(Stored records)
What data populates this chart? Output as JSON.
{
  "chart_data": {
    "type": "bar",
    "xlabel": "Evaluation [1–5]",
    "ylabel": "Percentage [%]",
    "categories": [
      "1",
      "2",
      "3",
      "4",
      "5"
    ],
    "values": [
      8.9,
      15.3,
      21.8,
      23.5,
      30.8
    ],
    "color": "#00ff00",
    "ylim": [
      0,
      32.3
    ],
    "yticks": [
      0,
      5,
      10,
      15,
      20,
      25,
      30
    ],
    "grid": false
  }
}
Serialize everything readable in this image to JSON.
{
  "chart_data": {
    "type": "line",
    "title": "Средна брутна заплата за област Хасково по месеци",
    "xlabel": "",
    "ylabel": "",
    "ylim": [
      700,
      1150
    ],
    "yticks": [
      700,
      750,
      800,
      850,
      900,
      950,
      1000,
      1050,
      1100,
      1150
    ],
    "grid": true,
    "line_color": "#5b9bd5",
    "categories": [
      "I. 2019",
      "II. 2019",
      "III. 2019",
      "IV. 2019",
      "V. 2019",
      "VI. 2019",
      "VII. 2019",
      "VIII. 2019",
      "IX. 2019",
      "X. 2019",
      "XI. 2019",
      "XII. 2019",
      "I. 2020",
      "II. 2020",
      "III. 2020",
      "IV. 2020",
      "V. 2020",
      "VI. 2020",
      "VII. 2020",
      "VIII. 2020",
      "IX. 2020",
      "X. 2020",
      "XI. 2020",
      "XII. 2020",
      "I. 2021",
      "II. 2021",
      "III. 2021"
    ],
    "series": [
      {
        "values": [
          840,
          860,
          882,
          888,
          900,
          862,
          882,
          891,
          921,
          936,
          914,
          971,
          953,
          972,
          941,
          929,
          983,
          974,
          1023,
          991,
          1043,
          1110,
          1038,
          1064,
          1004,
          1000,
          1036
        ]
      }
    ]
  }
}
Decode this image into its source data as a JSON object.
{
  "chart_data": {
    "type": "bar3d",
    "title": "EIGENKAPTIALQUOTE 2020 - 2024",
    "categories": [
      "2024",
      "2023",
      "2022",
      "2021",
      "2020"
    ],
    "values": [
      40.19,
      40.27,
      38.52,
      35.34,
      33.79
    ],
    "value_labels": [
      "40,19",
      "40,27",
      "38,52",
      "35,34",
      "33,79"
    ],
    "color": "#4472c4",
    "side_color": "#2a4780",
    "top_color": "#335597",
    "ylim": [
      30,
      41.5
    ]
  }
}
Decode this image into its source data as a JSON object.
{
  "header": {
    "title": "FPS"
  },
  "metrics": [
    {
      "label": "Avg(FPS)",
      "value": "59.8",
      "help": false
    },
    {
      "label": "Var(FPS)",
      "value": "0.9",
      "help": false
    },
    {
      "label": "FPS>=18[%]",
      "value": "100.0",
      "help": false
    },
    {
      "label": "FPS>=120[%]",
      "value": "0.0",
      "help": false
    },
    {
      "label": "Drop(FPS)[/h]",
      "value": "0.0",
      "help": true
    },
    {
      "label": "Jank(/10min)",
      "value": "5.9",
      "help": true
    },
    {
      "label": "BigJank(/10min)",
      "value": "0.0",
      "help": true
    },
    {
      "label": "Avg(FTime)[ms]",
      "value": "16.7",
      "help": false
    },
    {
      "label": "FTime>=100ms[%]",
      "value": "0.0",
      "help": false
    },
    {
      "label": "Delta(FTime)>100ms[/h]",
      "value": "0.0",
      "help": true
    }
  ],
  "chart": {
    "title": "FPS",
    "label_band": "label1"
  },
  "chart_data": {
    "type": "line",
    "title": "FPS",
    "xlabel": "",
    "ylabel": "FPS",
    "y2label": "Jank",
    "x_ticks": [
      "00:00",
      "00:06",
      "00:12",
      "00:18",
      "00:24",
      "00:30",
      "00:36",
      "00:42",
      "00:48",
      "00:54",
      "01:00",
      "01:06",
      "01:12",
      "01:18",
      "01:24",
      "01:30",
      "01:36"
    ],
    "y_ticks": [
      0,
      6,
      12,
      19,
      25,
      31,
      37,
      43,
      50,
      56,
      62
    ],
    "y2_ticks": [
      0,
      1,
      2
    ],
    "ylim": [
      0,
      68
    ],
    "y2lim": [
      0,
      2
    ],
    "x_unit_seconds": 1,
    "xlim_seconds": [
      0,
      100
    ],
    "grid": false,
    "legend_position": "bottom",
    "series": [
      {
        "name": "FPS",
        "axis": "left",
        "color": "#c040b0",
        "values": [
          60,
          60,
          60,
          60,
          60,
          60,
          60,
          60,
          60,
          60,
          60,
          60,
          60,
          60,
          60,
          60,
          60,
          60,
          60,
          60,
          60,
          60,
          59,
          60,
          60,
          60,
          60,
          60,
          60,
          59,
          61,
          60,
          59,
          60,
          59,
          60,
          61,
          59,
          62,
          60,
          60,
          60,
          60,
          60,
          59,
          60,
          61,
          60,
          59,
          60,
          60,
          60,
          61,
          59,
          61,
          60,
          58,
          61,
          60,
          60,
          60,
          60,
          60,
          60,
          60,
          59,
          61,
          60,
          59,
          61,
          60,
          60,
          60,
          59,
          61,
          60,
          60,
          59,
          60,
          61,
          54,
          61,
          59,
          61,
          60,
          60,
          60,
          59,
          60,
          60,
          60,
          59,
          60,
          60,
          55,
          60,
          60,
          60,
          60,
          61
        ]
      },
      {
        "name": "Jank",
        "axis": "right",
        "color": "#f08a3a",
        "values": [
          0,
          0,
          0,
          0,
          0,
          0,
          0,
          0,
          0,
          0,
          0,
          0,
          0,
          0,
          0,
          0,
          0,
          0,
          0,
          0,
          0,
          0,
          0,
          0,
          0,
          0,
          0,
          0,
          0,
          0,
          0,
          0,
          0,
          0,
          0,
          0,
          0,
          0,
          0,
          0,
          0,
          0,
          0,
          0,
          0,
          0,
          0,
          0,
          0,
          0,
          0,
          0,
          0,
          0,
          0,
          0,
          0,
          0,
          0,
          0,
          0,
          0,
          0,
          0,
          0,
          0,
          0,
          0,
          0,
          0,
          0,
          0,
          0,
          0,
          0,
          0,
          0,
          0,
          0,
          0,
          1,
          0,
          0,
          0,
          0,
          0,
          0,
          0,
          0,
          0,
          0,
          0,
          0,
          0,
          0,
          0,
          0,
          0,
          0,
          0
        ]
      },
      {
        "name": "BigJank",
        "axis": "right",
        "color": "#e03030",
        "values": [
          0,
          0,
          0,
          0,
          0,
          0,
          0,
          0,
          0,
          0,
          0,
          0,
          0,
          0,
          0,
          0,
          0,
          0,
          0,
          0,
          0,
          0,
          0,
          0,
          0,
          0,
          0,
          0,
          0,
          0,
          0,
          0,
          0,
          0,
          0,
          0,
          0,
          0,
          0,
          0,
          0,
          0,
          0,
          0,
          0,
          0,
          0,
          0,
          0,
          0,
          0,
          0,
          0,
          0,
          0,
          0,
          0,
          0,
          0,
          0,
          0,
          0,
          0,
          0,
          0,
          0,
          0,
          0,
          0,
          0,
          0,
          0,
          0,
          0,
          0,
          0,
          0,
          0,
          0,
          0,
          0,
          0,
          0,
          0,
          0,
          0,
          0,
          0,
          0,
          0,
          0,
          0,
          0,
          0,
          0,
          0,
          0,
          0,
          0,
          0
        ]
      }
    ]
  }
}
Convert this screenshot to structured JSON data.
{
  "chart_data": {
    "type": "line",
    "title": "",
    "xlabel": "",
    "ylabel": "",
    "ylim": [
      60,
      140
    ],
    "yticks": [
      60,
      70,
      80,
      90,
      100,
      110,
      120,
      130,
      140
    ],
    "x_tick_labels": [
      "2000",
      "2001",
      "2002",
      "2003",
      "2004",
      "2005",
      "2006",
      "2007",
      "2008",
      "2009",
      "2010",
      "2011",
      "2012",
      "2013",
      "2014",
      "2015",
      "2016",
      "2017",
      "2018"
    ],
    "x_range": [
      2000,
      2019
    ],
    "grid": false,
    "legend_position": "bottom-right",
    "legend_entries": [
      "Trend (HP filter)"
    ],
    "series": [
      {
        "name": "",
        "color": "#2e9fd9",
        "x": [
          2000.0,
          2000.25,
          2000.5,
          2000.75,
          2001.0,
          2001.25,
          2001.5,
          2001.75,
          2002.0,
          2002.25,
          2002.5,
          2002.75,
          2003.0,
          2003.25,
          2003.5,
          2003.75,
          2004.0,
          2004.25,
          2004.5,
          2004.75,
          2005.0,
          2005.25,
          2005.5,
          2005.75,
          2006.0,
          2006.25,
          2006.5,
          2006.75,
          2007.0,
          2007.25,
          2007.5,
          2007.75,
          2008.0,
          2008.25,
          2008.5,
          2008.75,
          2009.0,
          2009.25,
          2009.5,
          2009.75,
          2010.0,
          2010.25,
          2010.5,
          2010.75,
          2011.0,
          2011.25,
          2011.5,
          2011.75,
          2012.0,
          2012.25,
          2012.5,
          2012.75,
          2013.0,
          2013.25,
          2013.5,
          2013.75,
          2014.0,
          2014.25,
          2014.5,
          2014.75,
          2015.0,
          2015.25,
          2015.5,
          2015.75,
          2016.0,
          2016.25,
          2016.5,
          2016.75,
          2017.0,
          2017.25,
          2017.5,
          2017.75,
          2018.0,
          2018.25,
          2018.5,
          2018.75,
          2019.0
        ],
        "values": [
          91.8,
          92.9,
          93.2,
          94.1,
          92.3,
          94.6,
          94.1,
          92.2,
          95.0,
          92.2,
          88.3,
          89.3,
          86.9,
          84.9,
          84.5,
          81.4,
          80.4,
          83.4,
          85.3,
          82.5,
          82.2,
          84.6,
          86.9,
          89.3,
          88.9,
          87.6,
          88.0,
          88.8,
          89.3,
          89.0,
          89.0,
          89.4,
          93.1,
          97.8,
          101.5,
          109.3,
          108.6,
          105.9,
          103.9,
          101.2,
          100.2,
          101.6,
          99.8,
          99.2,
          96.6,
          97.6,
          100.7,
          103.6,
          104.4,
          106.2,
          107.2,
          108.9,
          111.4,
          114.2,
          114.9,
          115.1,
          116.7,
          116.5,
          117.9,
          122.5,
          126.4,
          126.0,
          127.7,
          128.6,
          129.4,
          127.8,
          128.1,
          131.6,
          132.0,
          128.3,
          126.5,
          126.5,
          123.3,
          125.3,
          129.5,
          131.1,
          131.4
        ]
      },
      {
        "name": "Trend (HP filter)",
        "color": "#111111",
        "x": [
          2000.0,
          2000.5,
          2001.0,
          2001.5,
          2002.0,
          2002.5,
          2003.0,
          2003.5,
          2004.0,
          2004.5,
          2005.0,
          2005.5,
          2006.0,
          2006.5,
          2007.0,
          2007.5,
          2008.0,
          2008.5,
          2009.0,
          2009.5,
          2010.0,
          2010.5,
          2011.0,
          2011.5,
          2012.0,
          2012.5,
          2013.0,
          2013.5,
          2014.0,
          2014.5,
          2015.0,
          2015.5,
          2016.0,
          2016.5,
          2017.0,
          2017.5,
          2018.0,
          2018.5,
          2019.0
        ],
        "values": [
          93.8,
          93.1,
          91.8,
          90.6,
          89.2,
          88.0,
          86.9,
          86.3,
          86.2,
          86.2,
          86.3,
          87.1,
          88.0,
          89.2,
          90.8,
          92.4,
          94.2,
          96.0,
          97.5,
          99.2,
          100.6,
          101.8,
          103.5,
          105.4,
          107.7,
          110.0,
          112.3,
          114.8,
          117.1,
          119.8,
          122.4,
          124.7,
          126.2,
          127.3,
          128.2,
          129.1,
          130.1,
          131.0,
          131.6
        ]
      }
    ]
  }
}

### Task brief
Select all lines in the listing that include the word "name".

### Exercise response
        "name": "FPS",
        "name": "Jank",
        "name": "BigJank",
        "name": "",
        "name": "Trend (HP filter)",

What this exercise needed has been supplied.